§ **Set problem**:
Copy out all lines where "учреждений" appears.

>> Start

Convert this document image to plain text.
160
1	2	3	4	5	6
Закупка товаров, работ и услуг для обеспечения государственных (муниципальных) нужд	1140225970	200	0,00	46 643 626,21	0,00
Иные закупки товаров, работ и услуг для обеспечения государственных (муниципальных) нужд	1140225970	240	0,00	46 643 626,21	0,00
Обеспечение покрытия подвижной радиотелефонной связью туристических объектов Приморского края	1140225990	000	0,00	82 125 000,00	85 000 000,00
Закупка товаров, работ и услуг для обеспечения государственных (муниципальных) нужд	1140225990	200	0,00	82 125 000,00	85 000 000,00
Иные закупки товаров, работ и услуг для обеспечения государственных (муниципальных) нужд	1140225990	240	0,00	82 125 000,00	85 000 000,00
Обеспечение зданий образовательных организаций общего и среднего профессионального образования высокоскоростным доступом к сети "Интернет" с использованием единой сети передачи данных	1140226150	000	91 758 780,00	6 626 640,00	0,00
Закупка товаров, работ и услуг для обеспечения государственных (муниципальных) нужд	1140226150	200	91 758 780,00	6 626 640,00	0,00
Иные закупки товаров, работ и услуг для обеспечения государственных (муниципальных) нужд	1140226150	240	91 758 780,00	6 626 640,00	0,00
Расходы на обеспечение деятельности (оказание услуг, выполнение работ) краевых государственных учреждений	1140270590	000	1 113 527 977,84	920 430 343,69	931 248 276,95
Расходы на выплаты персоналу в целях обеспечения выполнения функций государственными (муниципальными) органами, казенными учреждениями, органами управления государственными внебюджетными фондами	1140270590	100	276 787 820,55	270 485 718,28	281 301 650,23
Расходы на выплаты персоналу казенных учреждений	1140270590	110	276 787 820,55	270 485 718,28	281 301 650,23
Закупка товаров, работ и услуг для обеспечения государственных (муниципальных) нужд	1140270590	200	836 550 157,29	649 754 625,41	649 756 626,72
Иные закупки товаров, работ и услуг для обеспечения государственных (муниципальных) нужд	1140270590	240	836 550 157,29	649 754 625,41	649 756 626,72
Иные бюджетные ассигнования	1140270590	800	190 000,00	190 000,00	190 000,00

>> End

§ **Answer below**:
Расходы на обеспечение деятельности (оказание услуг, выполнение работ) краевых государственных учреждений	1140270590	000	1 113 527 977,84	920 430 343,69	931 248 276,95
Расходы на выплаты персоналу казенных учреждений	1140270590	110	276 787 820,55	270 485 718,28	281 301 650,23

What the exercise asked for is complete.